Your assignment => Count the lines of the listing below where "position" shows up, and please answer with that number only.

Supplied entries =>
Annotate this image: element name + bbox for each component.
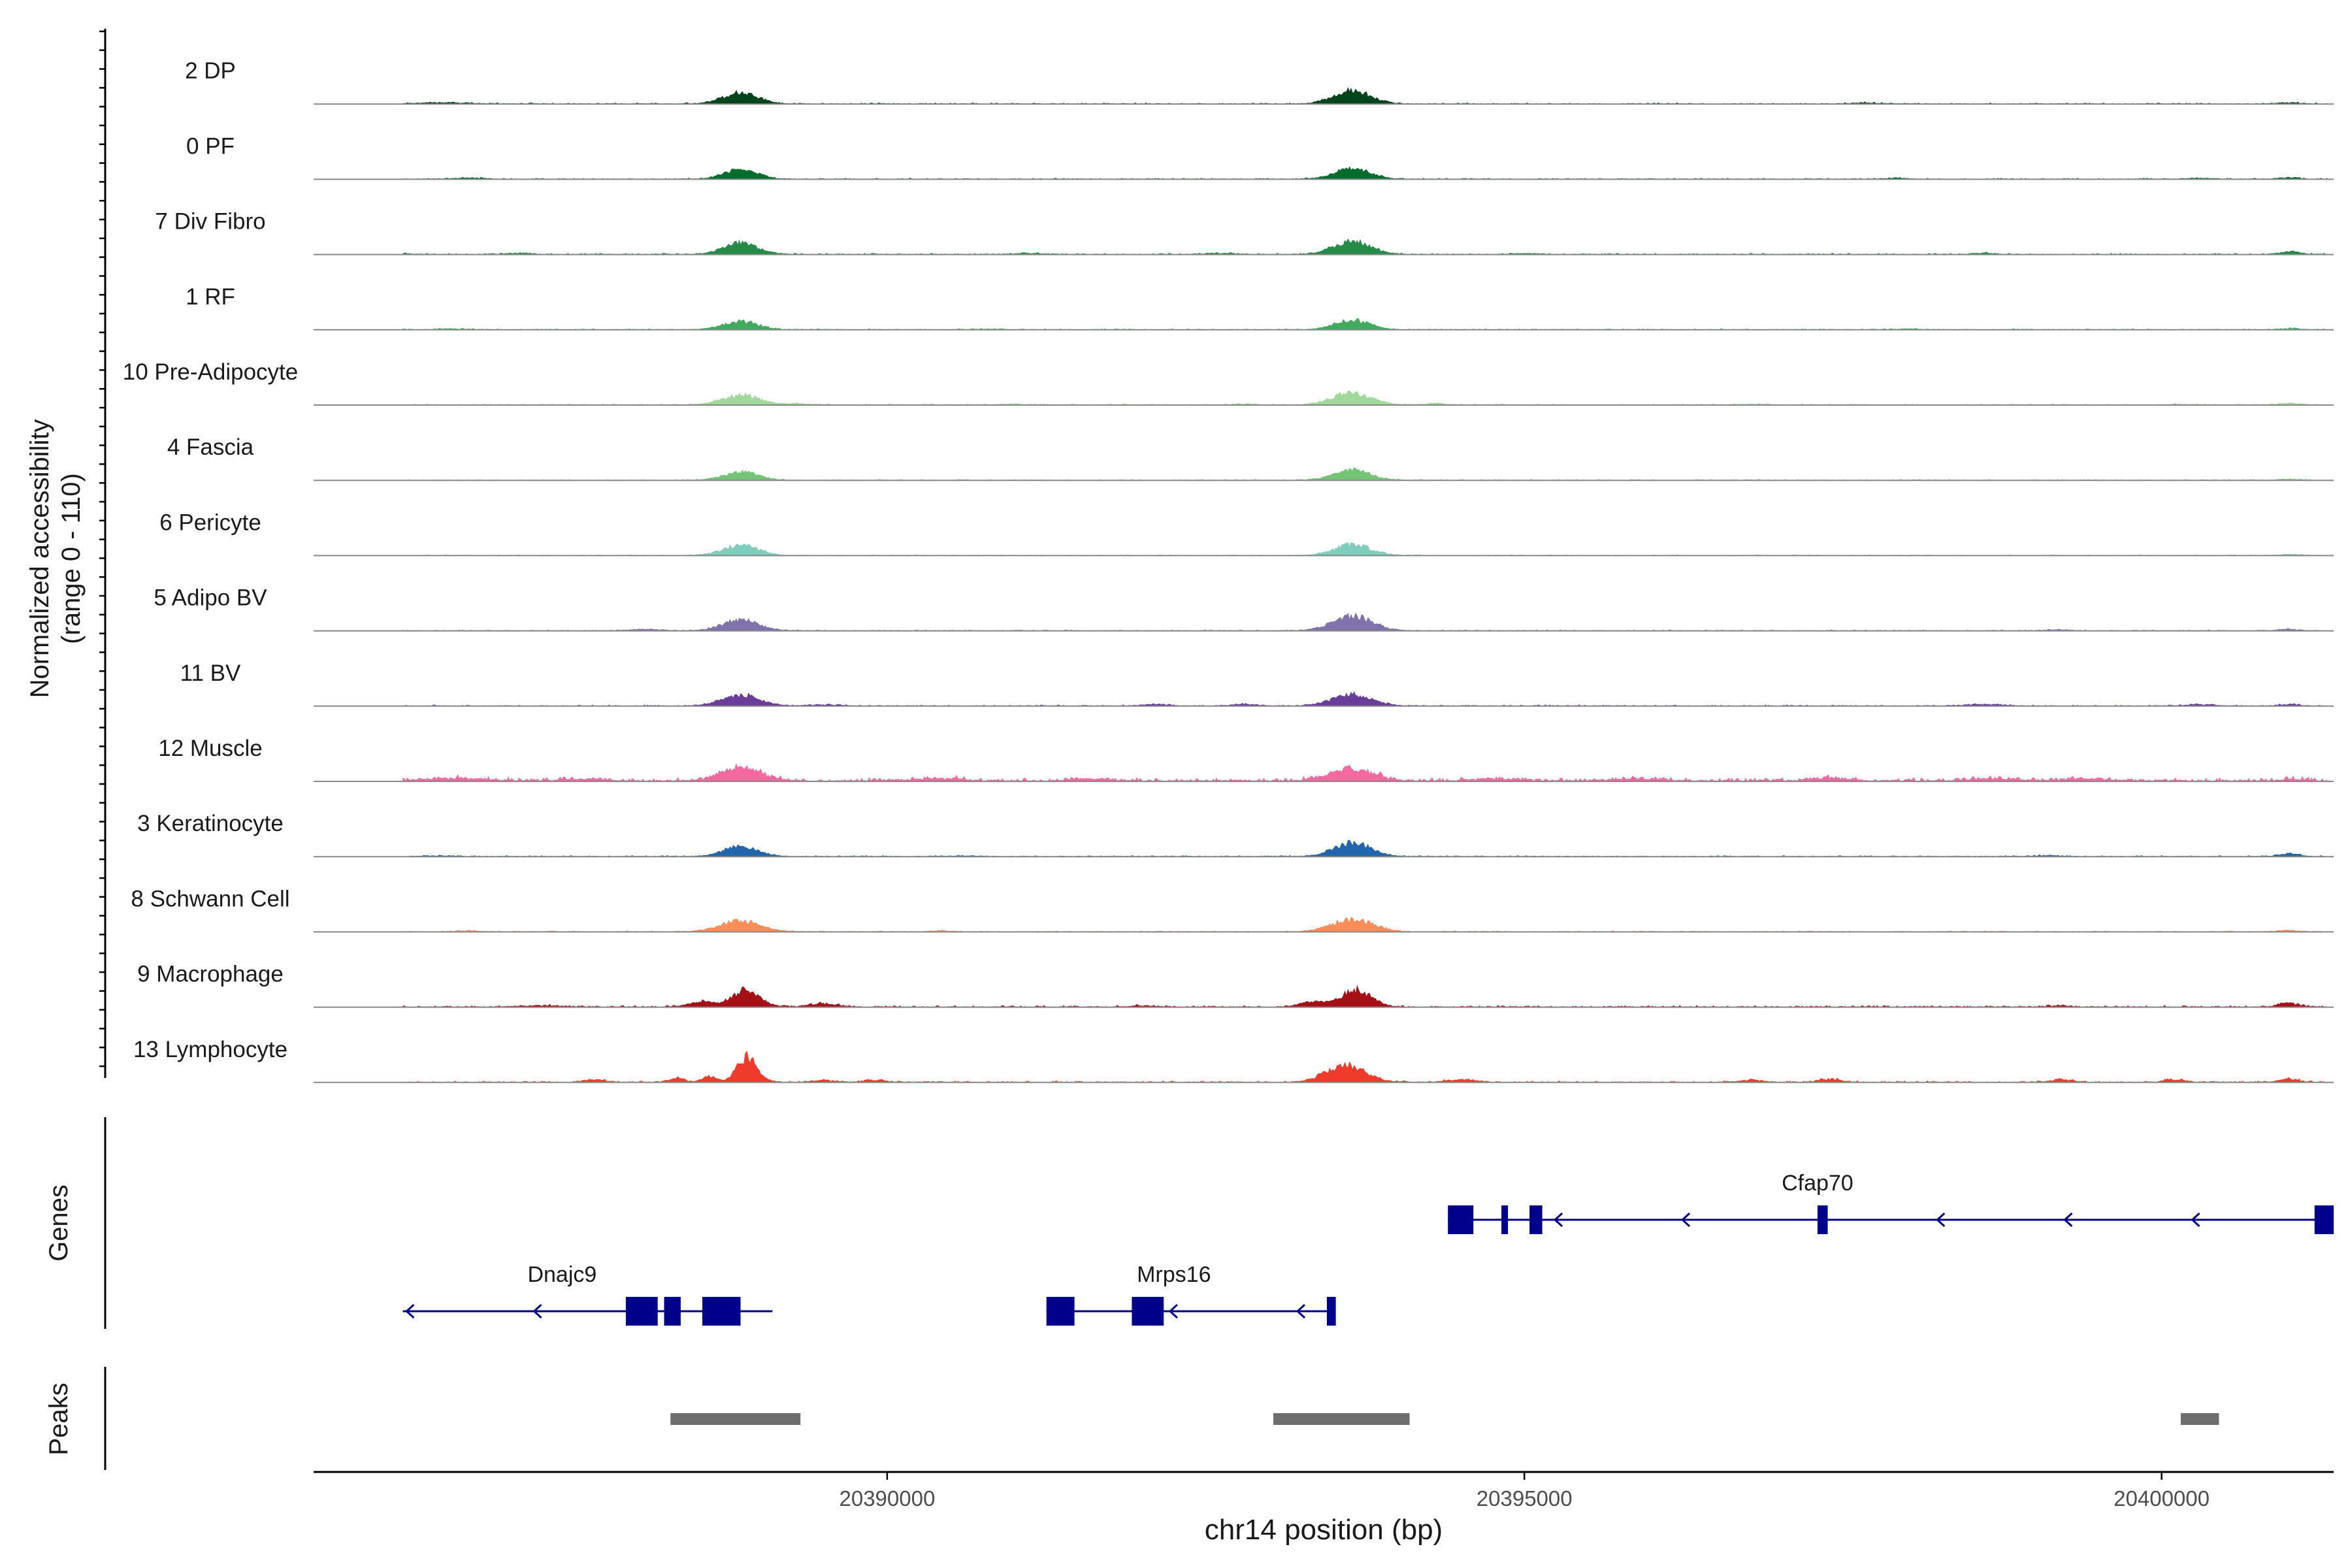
strand-arrow [1553,1212,1563,1228]
x-axis-title: chr14 position (bp) [1205,1514,1443,1546]
coverage-area [402,542,2327,556]
track-label: 10 Pre-Adipocyte [123,359,298,385]
track-label: 1 RF [186,284,235,310]
track-3-keratinocyte: 3 Keratinocyte [137,811,2334,858]
gene-name: Mrps16 [1137,1262,1211,1287]
gene-exon [2314,1205,2334,1234]
peak-region [2180,1413,2219,1425]
gene-mrps16: Mrps16 [1046,1262,1336,1326]
gene-exon [1046,1297,1075,1326]
strand-arrow [1296,1303,1306,1319]
track-13-lymphocyte: 13 Lymphocyte [133,1037,2334,1083]
coverage-area [402,390,2327,406]
coverage-area [402,612,2327,632]
gene-cfap70: Cfap70 [1448,1171,2334,1234]
strand-arrow [1680,1212,1691,1228]
strand-arrow [1936,1212,1946,1228]
coverage-area [402,691,2327,707]
track-label: 2 DP [185,58,236,84]
gene-exon [625,1297,658,1326]
gene-exon [664,1297,681,1326]
strand-arrow [2191,1212,2200,1228]
track-2-dp: 2 DP [185,58,2334,105]
track-label: 3 Keratinocyte [137,811,284,836]
strand-arrow [1168,1303,1178,1319]
track-9-macrophage: 9 Macrophage [137,962,2334,1008]
x-axis: chr14 position (bp) 20390000 20395000 2040… [314,1471,2334,1546]
gene-dnajc9: Dnajc9 [402,1262,773,1326]
track-4-fascia: 4 Fascia [167,434,2334,482]
coverage-area [402,318,2327,331]
peaks-track-label: Peaks [44,1382,73,1455]
gene-name: Cfap70 [1782,1171,1854,1196]
y-axis-title: Normalized accessibility (range 0 - 110) [25,419,86,698]
x-tick-label: 20395000 [1477,1486,1573,1511]
peaks-track: Peaks [44,1367,2219,1470]
strand-arrow [532,1303,542,1319]
coverage-area [402,985,2327,1008]
gene-exon [1326,1297,1336,1326]
track-label: 12 Muscle [158,736,263,761]
track-label: 8 Schwann Cell [131,886,289,911]
peak-region [1273,1413,1410,1425]
track-label: 5 Adipo BV [154,585,267,611]
track-label: 0 PF [186,133,235,159]
gene-exon [1501,1205,1509,1234]
genes-track-label: Genes [44,1184,73,1262]
track-label: 9 Macrophage [137,962,284,987]
track-label: 11 BV [180,661,241,686]
track-label: 4 Fascia [167,434,254,460]
x-tick-label: 20400000 [2114,1486,2210,1511]
coverage-area [402,87,2327,105]
coverage-area [402,1051,2327,1083]
coverage-area [402,238,2327,255]
coverage-area [402,840,2327,857]
coverage-area [402,917,2327,932]
track-1-rf: 1 RF [186,284,2334,331]
coverage-area [402,763,2327,783]
coverage-area [402,166,2327,180]
gene-exon [1448,1205,1474,1234]
gene-exon [1817,1205,1828,1234]
coverage-tracks: 2 DP 0 PF 7 Div Fibro 1 RF 10 Pre-Adipocyte 4… [123,58,2334,1083]
coverage-y-axis-ticks [99,30,105,1068]
coverage-area [402,467,2327,481]
track-6-pericyte: 6 Pericyte [159,510,2334,557]
gene-name: Dnajc9 [527,1262,596,1287]
strand-arrow [2063,1212,2073,1228]
track-7-div-fibro: 7 Div Fibro [155,209,2334,255]
track-8-schwann-cell: 8 Schwann Cell [131,886,2334,933]
gene-annotation-track: Genes Cfap70 Dnajc9 Mrps16 [44,1117,2334,1329]
track-label: 7 Div Fibro [155,209,265,235]
y-axis-title-line2: (range 0 - 110) [57,473,86,644]
track-0-pf: 0 PF [186,133,2334,180]
peak-region [670,1413,801,1425]
track-5-adipo-bv: 5 Adipo BV [154,585,2334,632]
gene-exon [1529,1205,1543,1234]
track-10-pre-adipocyte: 10 Pre-Adipocyte [123,359,2334,406]
track-11-bv: 11 BV [180,661,2334,707]
x-tick-label: 20390000 [839,1486,935,1511]
track-label: 6 Pericyte [159,510,261,535]
gene-exon [1132,1297,1164,1326]
track-12-muscle: 12 Muscle [158,736,2334,783]
y-axis-title-line1: Normalized accessibility [25,419,54,698]
strand-arrow [405,1303,415,1319]
track-label: 13 Lymphocyte [133,1037,287,1062]
gene-exon [702,1297,741,1326]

Answer to this exercise => 2